What to work on: In the data below, restate exactly the lines from the one with "Give me the" to the final line, both included, but not the pictures.

Source records:
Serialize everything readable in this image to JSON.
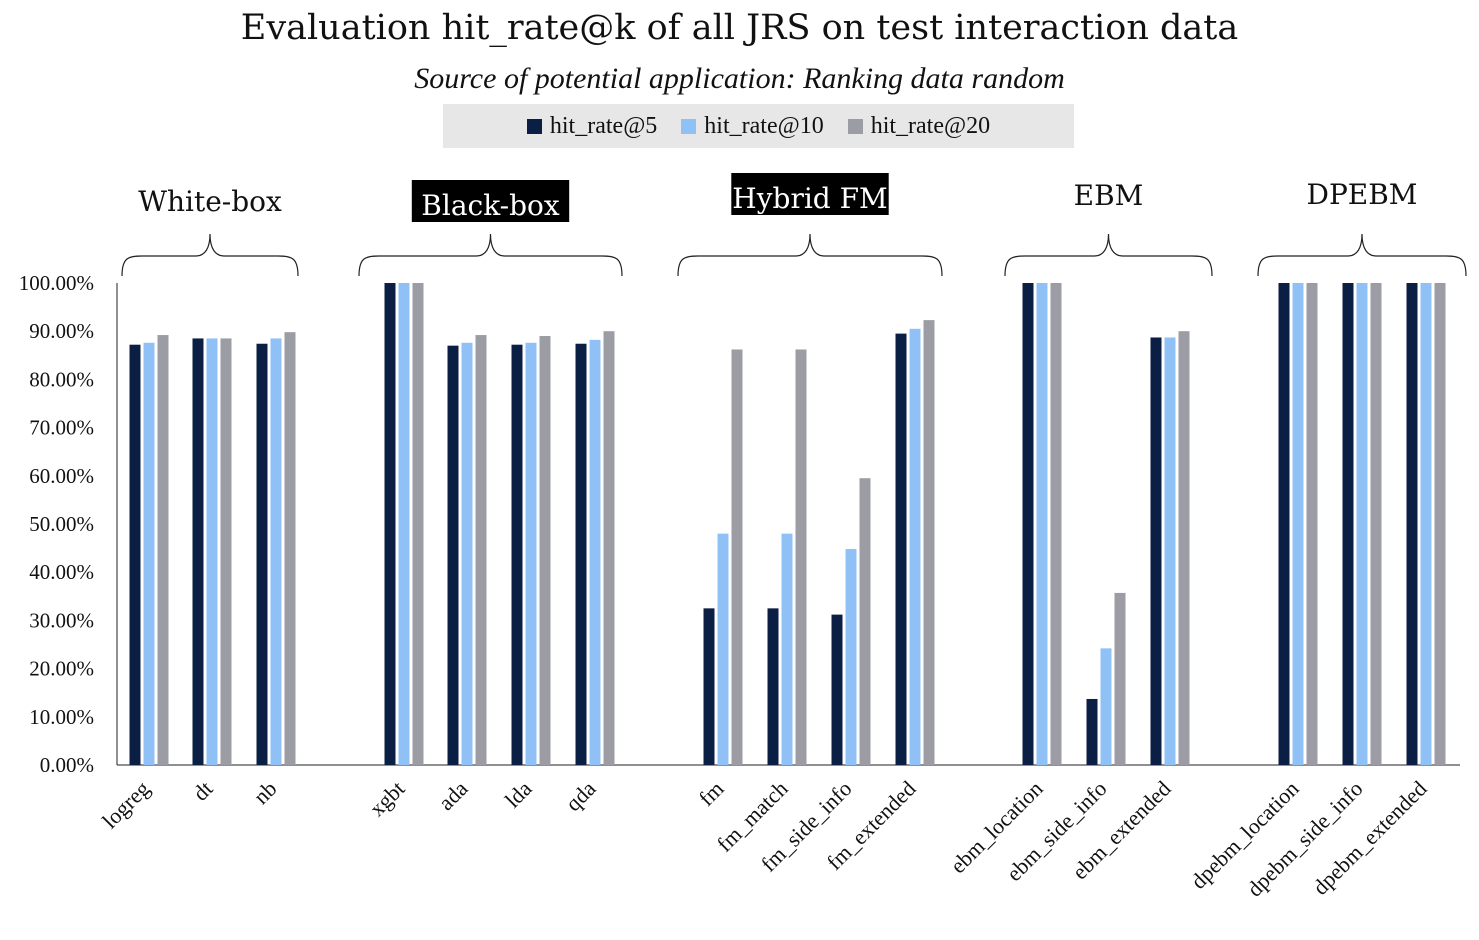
{
  "chart_data": {
    "type": "bar",
    "title": "Evaluation hit_rate@k of all JRS on test interaction data",
    "subtitle": "Source of potential application: Ranking data random",
    "legend_position": "top-center",
    "ylim": [
      0,
      100
    ],
    "yticks": [
      "0.00%",
      "10.00%",
      "20.00%",
      "30.00%",
      "40.00%",
      "50.00%",
      "60.00%",
      "70.00%",
      "80.00%",
      "90.00%",
      "100.00%"
    ],
    "grid": false,
    "categories": [
      "logreg",
      "dt",
      "nb",
      "xgbt",
      "ada",
      "lda",
      "qda",
      "fm",
      "fm_match",
      "fm_side_info",
      "fm_extended",
      "ebm_location",
      "ebm_side_info",
      "ebm_extended",
      "dpebm_location",
      "dpebm_side_info",
      "dpebm_extended"
    ],
    "groups": [
      {
        "label": "White-box",
        "highlight": false,
        "members": [
          "logreg",
          "dt",
          "nb"
        ]
      },
      {
        "label": "Black-box",
        "highlight": true,
        "members": [
          "xgbt",
          "ada",
          "lda",
          "qda"
        ]
      },
      {
        "label": "Hybrid FM",
        "highlight": true,
        "members": [
          "fm",
          "fm_match",
          "fm_side_info",
          "fm_extended"
        ]
      },
      {
        "label": "EBM",
        "highlight": false,
        "members": [
          "ebm_location",
          "ebm_side_info",
          "ebm_extended"
        ]
      },
      {
        "label": "DPEBM",
        "highlight": false,
        "members": [
          "dpebm_location",
          "dpebm_side_info",
          "dpebm_extended"
        ]
      }
    ],
    "series": [
      {
        "name": "hit_rate@5",
        "color": "#0b1f44",
        "values": [
          87.2,
          88.5,
          87.4,
          100,
          87.0,
          87.2,
          87.4,
          32.5,
          32.5,
          31.2,
          89.5,
          100,
          13.7,
          88.7,
          100,
          100,
          100
        ]
      },
      {
        "name": "hit_rate@10",
        "color": "#8fc1f7",
        "values": [
          87.6,
          88.5,
          88.5,
          100,
          87.6,
          87.6,
          88.2,
          48.0,
          48.0,
          44.8,
          90.5,
          100,
          24.2,
          88.7,
          100,
          100,
          100
        ]
      },
      {
        "name": "hit_rate@20",
        "color": "#9c9ca4",
        "values": [
          89.2,
          88.5,
          89.8,
          100,
          89.2,
          89.0,
          90.0,
          86.2,
          86.2,
          59.5,
          92.3,
          100,
          35.7,
          90.0,
          100,
          100,
          100
        ]
      }
    ]
  }
}
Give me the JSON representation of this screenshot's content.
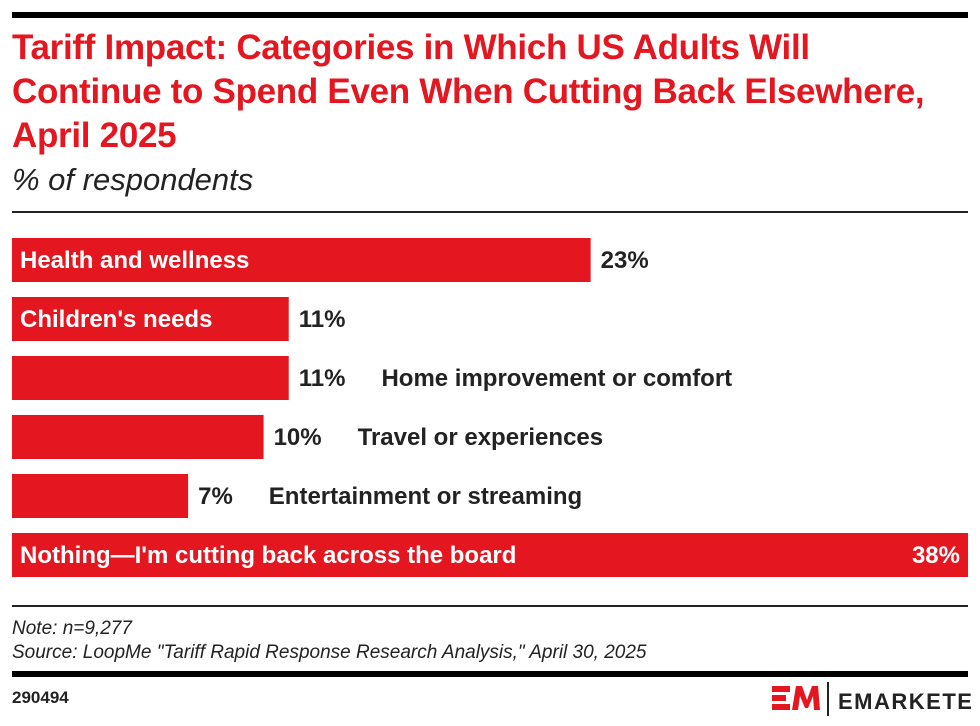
{
  "title": "Tariff Impact: Categories in Which US Adults Will Continue to Spend Even When Cutting Back Elsewhere, April 2025",
  "subtitle": "% of respondents",
  "note": "Note: n=9,277",
  "source": "Source: LoopMe \"Tariff Rapid Response Research Analysis,\" April 30, 2025",
  "chart_id": "290494",
  "brand": "EMARKETER",
  "colors": {
    "bar": "#e4161f",
    "title": "#e4161f",
    "text": "#222222"
  },
  "chart_data": {
    "type": "bar",
    "orientation": "horizontal",
    "categories": [
      "Health and wellness",
      "Children's needs",
      "Home improvement or comfort",
      "Travel or experiences",
      "Entertainment or streaming",
      "Nothing—I'm cutting back across the board"
    ],
    "values": [
      23,
      11,
      11,
      10,
      7,
      38
    ],
    "value_labels": [
      "23%",
      "11%",
      "11%",
      "10%",
      "7%",
      "38%"
    ],
    "xlim": [
      0,
      38
    ],
    "grid": false,
    "legend": "none"
  }
}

The result:
Give me the JSON representation of this screenshot's content.
{
  "title": "Tariff Impact: Categories in Which US Adults Will Continue to Spend Even When Cutting Back Elsewhere, April 2025",
  "subtitle": "% of respondents",
  "note": "Note: n=9,277",
  "source": "Source: LoopMe \"Tariff Rapid Response Research Analysis,\" April 30, 2025",
  "chart_id": "290494",
  "brand": "EMARKETER",
  "colors": {
    "bar": "#e4161f",
    "title": "#e4161f",
    "text": "#222222"
  },
  "chart_data": {
    "type": "bar",
    "orientation": "horizontal",
    "categories": [
      "Health and wellness",
      "Children's needs",
      "Home improvement or comfort",
      "Travel or experiences",
      "Entertainment or streaming",
      "Nothing—I'm cutting back across the board"
    ],
    "values": [
      23,
      11,
      11,
      10,
      7,
      38
    ],
    "value_labels": [
      "23%",
      "11%",
      "11%",
      "10%",
      "7%",
      "38%"
    ],
    "xlim": [
      0,
      38
    ],
    "grid": false,
    "legend": "none"
  }
}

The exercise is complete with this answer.